### What to work on
Output every entry exactly as given.

========

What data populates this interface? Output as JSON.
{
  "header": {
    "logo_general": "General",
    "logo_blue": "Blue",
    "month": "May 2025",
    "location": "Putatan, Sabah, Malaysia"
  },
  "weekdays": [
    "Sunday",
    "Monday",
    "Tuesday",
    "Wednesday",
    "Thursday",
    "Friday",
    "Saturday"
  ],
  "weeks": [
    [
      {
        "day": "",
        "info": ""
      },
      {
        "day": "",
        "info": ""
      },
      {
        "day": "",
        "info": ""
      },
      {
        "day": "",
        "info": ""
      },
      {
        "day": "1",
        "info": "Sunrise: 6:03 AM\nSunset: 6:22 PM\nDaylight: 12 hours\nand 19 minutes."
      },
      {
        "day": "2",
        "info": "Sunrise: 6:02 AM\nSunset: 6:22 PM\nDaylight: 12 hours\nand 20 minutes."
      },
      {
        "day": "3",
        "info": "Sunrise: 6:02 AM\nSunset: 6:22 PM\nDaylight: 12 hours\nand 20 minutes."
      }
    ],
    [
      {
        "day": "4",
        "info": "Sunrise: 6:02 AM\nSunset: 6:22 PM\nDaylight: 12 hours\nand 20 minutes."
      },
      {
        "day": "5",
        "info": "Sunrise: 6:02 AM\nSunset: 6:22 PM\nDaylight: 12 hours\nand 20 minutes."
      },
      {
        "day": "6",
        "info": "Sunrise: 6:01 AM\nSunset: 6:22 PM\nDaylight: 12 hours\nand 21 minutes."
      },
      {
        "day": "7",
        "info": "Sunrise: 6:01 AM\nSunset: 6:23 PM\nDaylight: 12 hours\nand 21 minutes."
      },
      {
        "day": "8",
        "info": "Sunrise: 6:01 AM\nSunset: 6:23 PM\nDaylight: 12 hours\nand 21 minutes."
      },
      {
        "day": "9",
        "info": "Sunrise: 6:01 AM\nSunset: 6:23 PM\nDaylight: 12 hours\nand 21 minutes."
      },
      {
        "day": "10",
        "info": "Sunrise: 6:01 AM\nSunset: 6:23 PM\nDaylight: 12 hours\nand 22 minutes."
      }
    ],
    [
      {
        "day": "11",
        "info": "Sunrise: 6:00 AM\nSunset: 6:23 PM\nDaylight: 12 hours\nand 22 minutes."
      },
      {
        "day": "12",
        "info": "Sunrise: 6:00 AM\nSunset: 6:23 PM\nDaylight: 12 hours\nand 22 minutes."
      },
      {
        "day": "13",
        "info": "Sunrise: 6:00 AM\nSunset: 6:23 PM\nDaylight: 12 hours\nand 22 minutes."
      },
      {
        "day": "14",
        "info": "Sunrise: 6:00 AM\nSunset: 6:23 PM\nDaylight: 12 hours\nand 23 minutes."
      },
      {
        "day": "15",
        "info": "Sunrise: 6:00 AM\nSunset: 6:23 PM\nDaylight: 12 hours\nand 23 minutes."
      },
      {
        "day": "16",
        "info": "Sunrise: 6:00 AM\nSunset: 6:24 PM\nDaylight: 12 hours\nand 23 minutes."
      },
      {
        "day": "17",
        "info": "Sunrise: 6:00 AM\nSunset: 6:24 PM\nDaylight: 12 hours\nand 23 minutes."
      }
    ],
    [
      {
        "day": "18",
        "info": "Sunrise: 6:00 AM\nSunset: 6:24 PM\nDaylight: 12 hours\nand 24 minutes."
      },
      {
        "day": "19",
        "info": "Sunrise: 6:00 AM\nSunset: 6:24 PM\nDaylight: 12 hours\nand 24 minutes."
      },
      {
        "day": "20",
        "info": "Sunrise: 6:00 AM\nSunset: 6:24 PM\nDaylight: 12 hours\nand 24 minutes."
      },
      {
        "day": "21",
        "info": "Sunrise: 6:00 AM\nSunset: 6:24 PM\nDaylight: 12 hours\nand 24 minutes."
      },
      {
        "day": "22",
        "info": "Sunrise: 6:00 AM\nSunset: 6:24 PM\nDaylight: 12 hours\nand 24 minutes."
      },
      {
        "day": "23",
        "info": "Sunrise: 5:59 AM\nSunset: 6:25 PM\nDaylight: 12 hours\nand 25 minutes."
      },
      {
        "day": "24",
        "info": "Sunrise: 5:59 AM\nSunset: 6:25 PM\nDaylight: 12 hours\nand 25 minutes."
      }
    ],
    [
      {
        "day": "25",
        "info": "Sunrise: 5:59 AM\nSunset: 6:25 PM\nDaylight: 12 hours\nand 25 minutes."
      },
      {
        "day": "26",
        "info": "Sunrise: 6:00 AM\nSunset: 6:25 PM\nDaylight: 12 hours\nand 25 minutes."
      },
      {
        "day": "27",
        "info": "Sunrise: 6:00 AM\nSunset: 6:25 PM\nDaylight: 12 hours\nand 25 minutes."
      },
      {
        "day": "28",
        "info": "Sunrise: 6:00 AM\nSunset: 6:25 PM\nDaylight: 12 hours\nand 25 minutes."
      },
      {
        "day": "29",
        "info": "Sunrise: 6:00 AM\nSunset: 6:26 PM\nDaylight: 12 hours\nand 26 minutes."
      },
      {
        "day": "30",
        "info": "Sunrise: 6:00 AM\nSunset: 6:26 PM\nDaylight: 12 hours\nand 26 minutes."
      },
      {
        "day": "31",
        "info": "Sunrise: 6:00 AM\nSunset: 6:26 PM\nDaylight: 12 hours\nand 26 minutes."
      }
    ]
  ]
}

========

### The answer
What data populates this interface? Output as JSON.
{
  "header": {
    "logo_general": "General",
    "logo_blue": "Blue",
    "month": "May 2025",
    "location": "Putatan, Sabah, Malaysia"
  },
  "weekdays": [
    "Sunday",
    "Monday",
    "Tuesday",
    "Wednesday",
    "Thursday",
    "Friday",
    "Saturday"
  ],
  "weeks": [
    [
      {
        "day": "",
        "info": ""
      },
      {
        "day": "",
        "info": ""
      },
      {
        "day": "",
        "info": ""
      },
      {
        "day": "",
        "info": ""
      },
      {
        "day": "1",
        "info": "Sunrise: 6:03 AM\nSunset: 6:22 PM\nDaylight: 12 hours\nand 19 minutes."
      },
      {
        "day": "2",
        "info": "Sunrise: 6:02 AM\nSunset: 6:22 PM\nDaylight: 12 hours\nand 20 minutes."
      },
      {
        "day": "3",
        "info": "Sunrise: 6:02 AM\nSunset: 6:22 PM\nDaylight: 12 hours\nand 20 minutes."
      }
    ],
    [
      {
        "day": "4",
        "info": "Sunrise: 6:02 AM\nSunset: 6:22 PM\nDaylight: 12 hours\nand 20 minutes."
      },
      {
        "day": "5",
        "info": "Sunrise: 6:02 AM\nSunset: 6:22 PM\nDaylight: 12 hours\nand 20 minutes."
      },
      {
        "day": "6",
        "info": "Sunrise: 6:01 AM\nSunset: 6:22 PM\nDaylight: 12 hours\nand 21 minutes."
      },
      {
        "day": "7",
        "info": "Sunrise: 6:01 AM\nSunset: 6:23 PM\nDaylight: 12 hours\nand 21 minutes."
      },
      {
        "day": "8",
        "info": "Sunrise: 6:01 AM\nSunset: 6:23 PM\nDaylight: 12 hours\nand 21 minutes."
      },
      {
        "day": "9",
        "info": "Sunrise: 6:01 AM\nSunset: 6:23 PM\nDaylight: 12 hours\nand 21 minutes."
      },
      {
        "day": "10",
        "info": "Sunrise: 6:01 AM\nSunset: 6:23 PM\nDaylight: 12 hours\nand 22 minutes."
      }
    ],
    [
      {
        "day": "11",
        "info": "Sunrise: 6:00 AM\nSunset: 6:23 PM\nDaylight: 12 hours\nand 22 minutes."
      },
      {
        "day": "12",
        "info": "Sunrise: 6:00 AM\nSunset: 6:23 PM\nDaylight: 12 hours\nand 22 minutes."
      },
      {
        "day": "13",
        "info": "Sunrise: 6:00 AM\nSunset: 6:23 PM\nDaylight: 12 hours\nand 22 minutes."
      },
      {
        "day": "14",
        "info": "Sunrise: 6:00 AM\nSunset: 6:23 PM\nDaylight: 12 hours\nand 23 minutes."
      },
      {
        "day": "15",
        "info": "Sunrise: 6:00 AM\nSunset: 6:23 PM\nDaylight: 12 hours\nand 23 minutes."
      },
      {
        "day": "16",
        "info": "Sunrise: 6:00 AM\nSunset: 6:24 PM\nDaylight: 12 hours\nand 23 minutes."
      },
      {
        "day": "17",
        "info": "Sunrise: 6:00 AM\nSunset: 6:24 PM\nDaylight: 12 hours\nand 23 minutes."
      }
    ],
    [
      {
        "day": "18",
        "info": "Sunrise: 6:00 AM\nSunset: 6:24 PM\nDaylight: 12 hours\nand 24 minutes."
      },
      {
        "day": "19",
        "info": "Sunrise: 6:00 AM\nSunset: 6:24 PM\nDaylight: 12 hours\nand 24 minutes."
      },
      {
        "day": "20",
        "info": "Sunrise: 6:00 AM\nSunset: 6:24 PM\nDaylight: 12 hours\nand 24 minutes."
      },
      {
        "day": "21",
        "info": "Sunrise: 6:00 AM\nSunset: 6:24 PM\nDaylight: 12 hours\nand 24 minutes."
      },
      {
        "day": "22",
        "info": "Sunrise: 6:00 AM\nSunset: 6:24 PM\nDaylight: 12 hours\nand 24 minutes."
      },
      {
        "day": "23",
        "info": "Sunrise: 5:59 AM\nSunset: 6:25 PM\nDaylight: 12 hours\nand 25 minutes."
      },
      {
        "day": "24",
        "info": "Sunrise: 5:59 AM\nSunset: 6:25 PM\nDaylight: 12 hours\nand 25 minutes."
      }
    ],
    [
      {
        "day": "25",
        "info": "Sunrise: 5:59 AM\nSunset: 6:25 PM\nDaylight: 12 hours\nand 25 minutes."
      },
      {
        "day": "26",
        "info": "Sunrise: 6:00 AM\nSunset: 6:25 PM\nDaylight: 12 hours\nand 25 minutes."
      },
      {
        "day": "27",
        "info": "Sunrise: 6:00 AM\nSunset: 6:25 PM\nDaylight: 12 hours\nand 25 minutes."
      },
      {
        "day": "28",
        "info": "Sunrise: 6:00 AM\nSunset: 6:25 PM\nDaylight: 12 hours\nand 25 minutes."
      },
      {
        "day": "29",
        "info": "Sunrise: 6:00 AM\nSunset: 6:26 PM\nDaylight: 12 hours\nand 26 minutes."
      },
      {
        "day": "30",
        "info": "Sunrise: 6:00 AM\nSunset: 6:26 PM\nDaylight: 12 hours\nand 26 minutes."
      },
      {
        "day": "31",
        "info": "Sunrise: 6:00 AM\nSunset: 6:26 PM\nDaylight: 12 hours\nand 26 minutes."
      }
    ]
  ]
}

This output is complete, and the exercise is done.